Stated task :: Give the number of lines that include the string "promote", nothing more.

The input ::
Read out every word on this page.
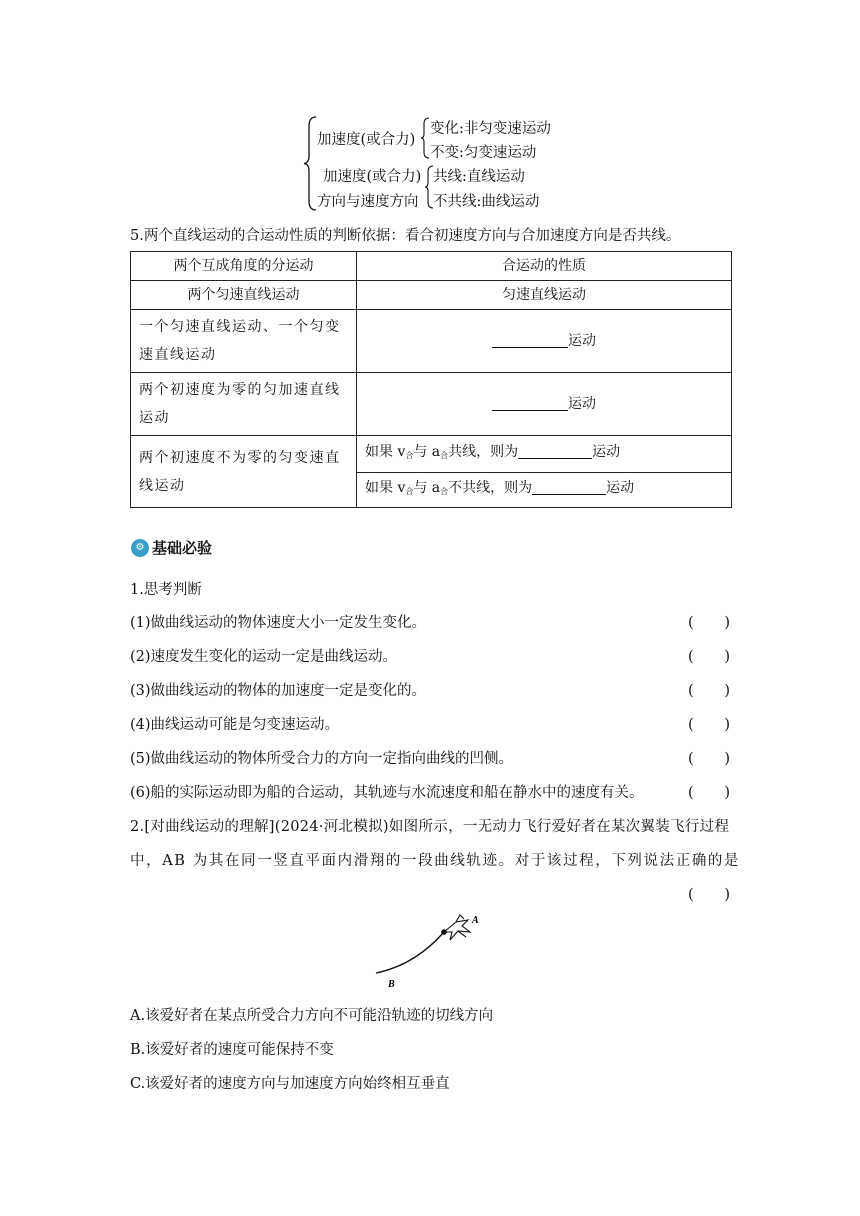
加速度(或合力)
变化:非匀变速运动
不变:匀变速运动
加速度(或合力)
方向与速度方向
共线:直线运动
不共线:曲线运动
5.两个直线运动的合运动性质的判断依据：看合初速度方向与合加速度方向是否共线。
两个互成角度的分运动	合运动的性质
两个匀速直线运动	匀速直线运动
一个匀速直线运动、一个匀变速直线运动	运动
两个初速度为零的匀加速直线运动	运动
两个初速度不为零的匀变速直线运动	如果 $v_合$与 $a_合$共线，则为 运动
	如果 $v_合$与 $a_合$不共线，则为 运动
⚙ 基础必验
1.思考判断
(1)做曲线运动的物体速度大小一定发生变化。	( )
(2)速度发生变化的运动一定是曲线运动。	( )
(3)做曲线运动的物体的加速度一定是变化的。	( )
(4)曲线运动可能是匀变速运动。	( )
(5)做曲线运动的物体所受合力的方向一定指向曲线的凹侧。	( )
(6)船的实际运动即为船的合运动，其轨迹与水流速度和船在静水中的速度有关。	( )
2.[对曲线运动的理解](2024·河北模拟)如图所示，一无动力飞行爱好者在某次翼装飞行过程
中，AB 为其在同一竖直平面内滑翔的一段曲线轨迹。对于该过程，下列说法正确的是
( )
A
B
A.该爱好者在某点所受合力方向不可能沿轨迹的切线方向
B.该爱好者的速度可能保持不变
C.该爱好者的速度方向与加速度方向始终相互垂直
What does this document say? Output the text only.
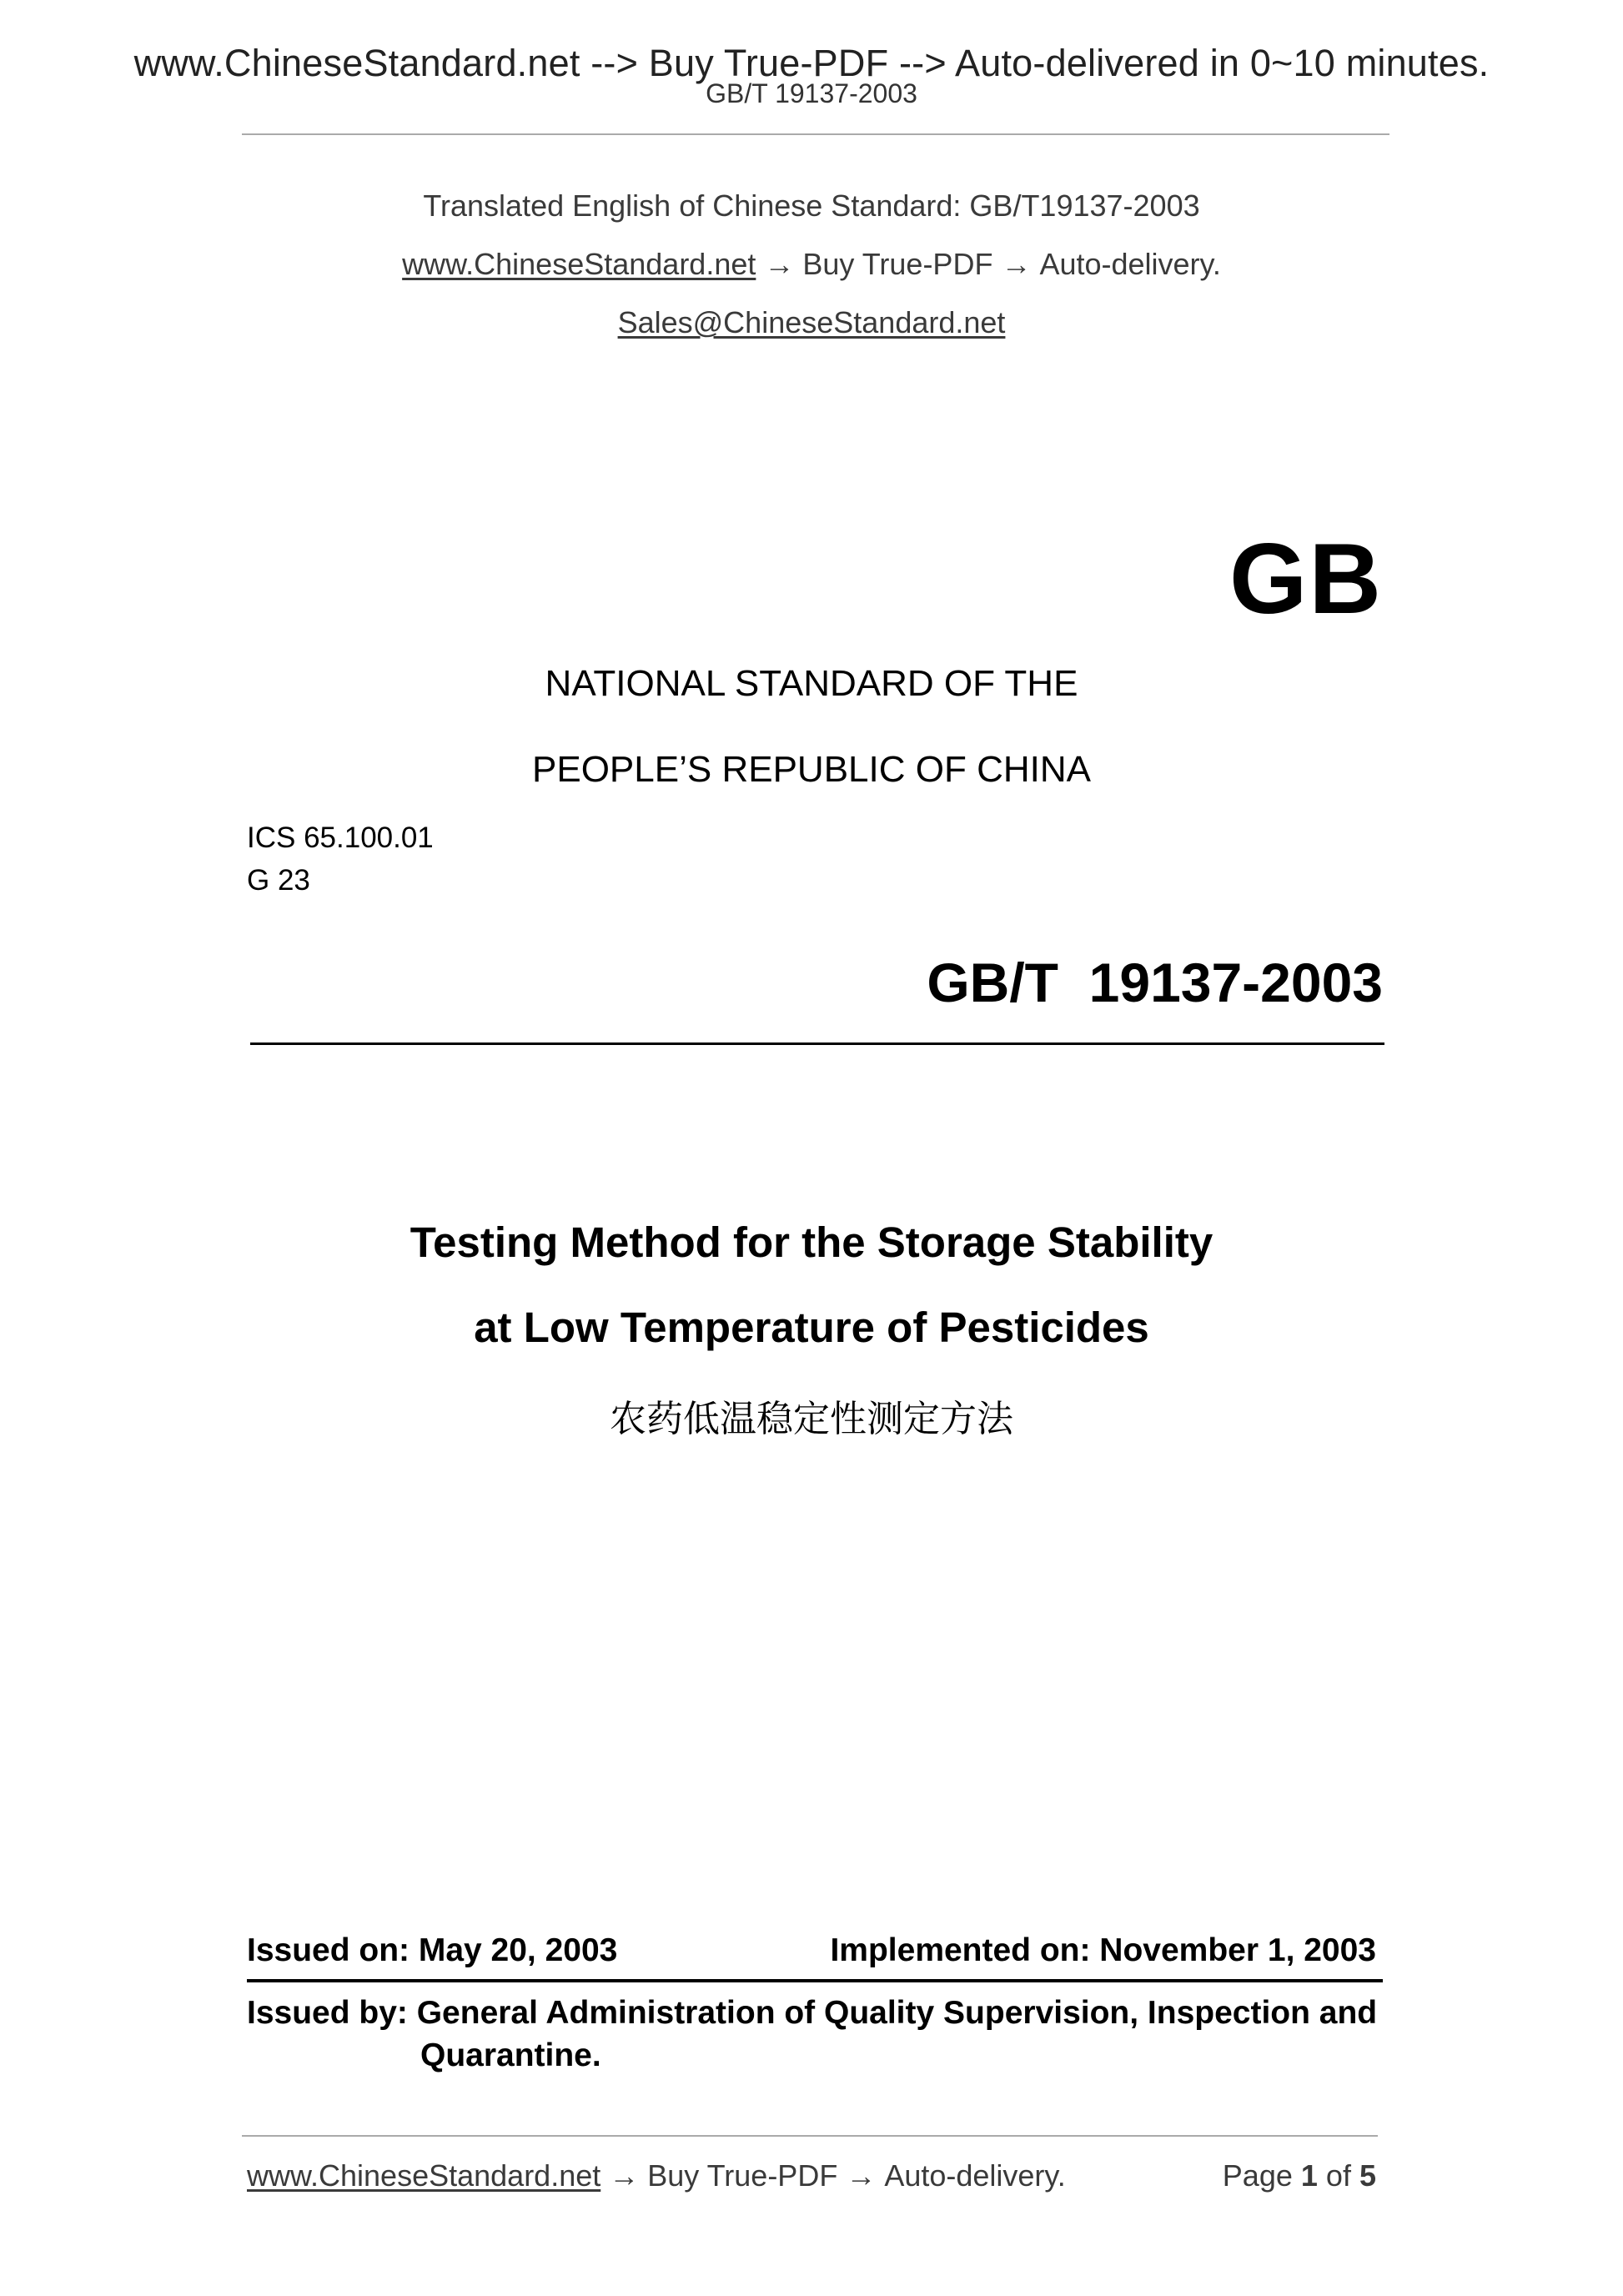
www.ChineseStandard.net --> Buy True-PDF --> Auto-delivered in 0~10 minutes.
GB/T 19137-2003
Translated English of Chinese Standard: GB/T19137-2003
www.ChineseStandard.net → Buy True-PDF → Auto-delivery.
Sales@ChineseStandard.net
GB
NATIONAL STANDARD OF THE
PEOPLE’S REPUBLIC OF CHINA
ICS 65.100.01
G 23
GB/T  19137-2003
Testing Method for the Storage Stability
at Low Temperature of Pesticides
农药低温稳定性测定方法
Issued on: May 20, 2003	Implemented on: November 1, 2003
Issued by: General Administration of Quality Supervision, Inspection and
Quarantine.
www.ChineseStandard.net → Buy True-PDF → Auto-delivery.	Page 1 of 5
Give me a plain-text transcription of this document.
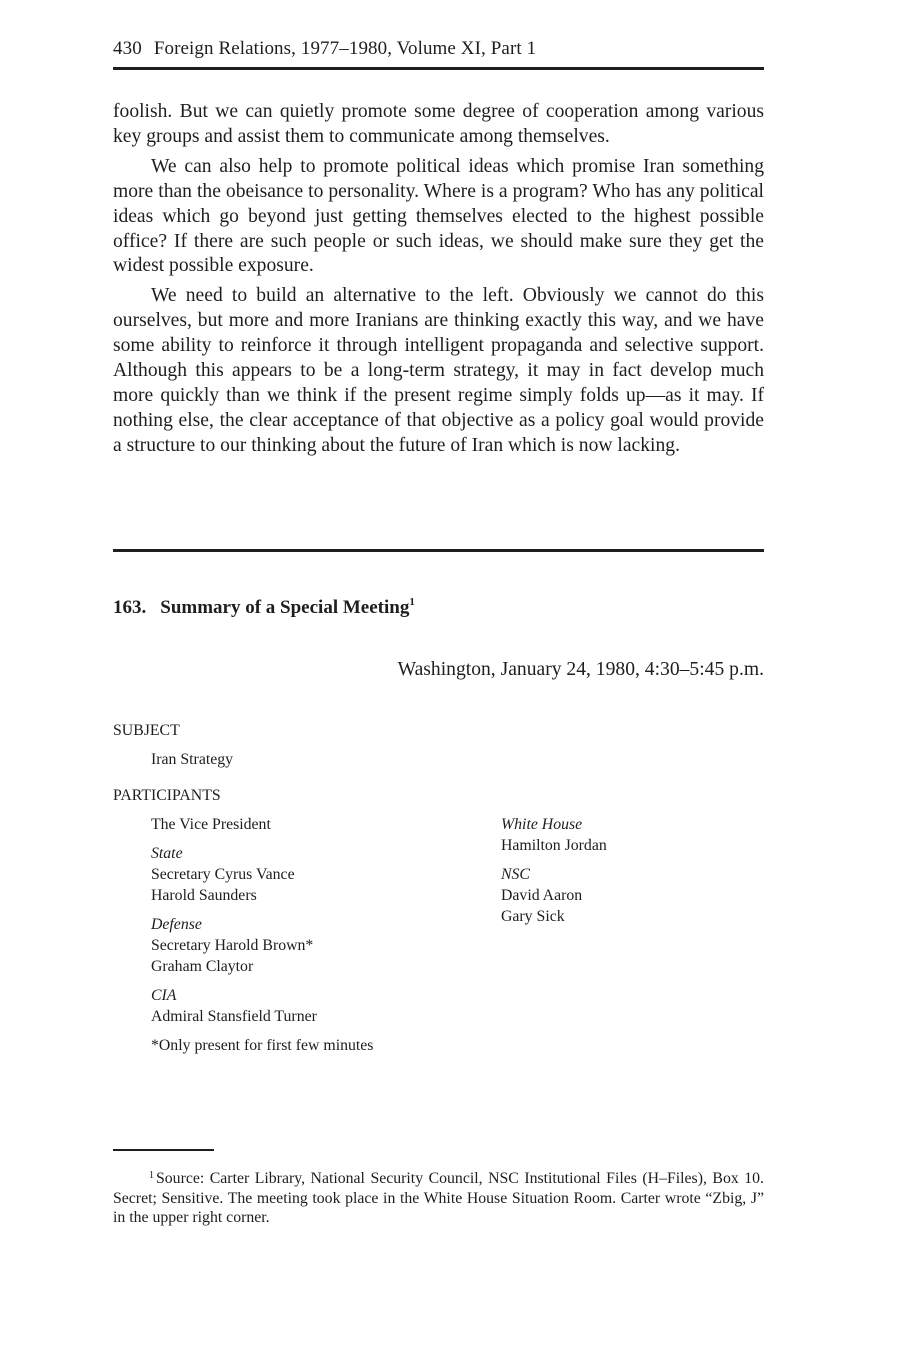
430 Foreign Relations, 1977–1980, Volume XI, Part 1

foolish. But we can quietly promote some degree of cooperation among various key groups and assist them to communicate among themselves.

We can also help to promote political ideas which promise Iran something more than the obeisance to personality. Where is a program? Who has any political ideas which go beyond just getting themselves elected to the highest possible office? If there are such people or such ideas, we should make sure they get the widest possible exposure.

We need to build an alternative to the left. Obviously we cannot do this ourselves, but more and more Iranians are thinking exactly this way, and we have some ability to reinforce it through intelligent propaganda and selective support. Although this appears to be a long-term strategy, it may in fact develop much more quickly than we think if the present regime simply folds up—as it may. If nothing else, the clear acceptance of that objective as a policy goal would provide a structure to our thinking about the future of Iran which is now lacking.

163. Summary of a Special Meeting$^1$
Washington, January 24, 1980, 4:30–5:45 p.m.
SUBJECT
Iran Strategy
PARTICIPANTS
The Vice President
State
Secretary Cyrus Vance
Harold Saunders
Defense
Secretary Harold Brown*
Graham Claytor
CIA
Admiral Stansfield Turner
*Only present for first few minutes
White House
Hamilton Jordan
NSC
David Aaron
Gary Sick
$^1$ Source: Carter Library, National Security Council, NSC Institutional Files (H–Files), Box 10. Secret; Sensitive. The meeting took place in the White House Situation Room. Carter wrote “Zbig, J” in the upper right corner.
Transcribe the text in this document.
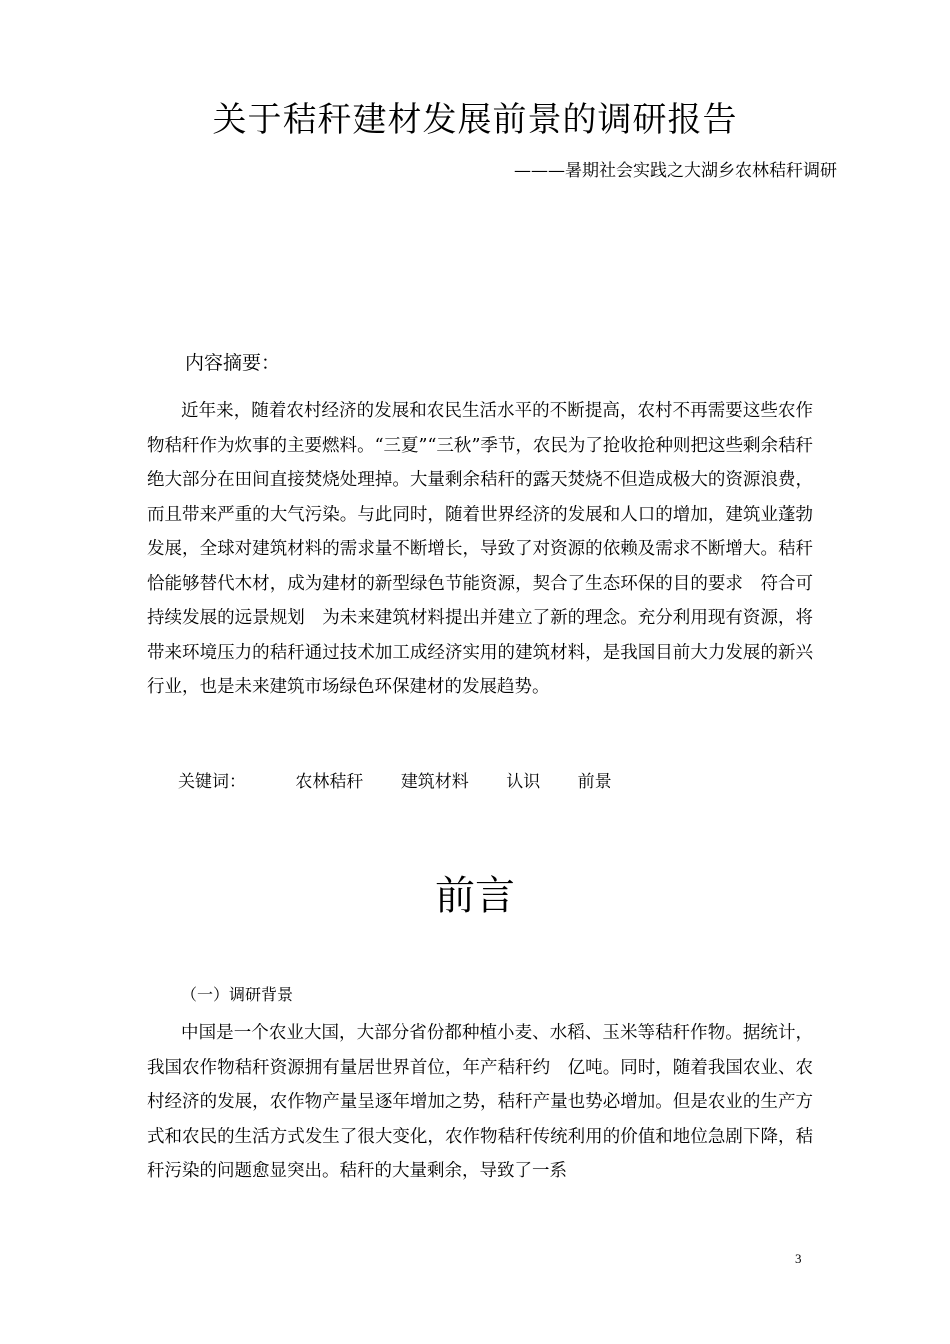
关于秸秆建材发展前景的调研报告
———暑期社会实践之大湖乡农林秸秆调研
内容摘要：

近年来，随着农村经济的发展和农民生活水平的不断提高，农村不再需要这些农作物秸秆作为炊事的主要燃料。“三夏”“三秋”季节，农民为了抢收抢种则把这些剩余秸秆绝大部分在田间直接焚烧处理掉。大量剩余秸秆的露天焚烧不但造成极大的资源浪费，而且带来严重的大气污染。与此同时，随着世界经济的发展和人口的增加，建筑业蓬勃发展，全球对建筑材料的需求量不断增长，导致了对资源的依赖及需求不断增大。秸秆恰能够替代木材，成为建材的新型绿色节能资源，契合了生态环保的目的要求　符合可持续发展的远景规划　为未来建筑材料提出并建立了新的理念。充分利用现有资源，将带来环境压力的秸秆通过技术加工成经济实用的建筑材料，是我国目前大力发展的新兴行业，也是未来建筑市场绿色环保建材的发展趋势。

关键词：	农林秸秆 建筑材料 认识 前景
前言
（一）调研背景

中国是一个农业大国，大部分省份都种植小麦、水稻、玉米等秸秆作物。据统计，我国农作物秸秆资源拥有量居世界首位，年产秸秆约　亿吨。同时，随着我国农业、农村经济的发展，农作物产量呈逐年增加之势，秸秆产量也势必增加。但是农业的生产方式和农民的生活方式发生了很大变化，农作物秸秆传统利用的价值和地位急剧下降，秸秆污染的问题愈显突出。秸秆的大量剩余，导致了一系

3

Exercise answer :: 2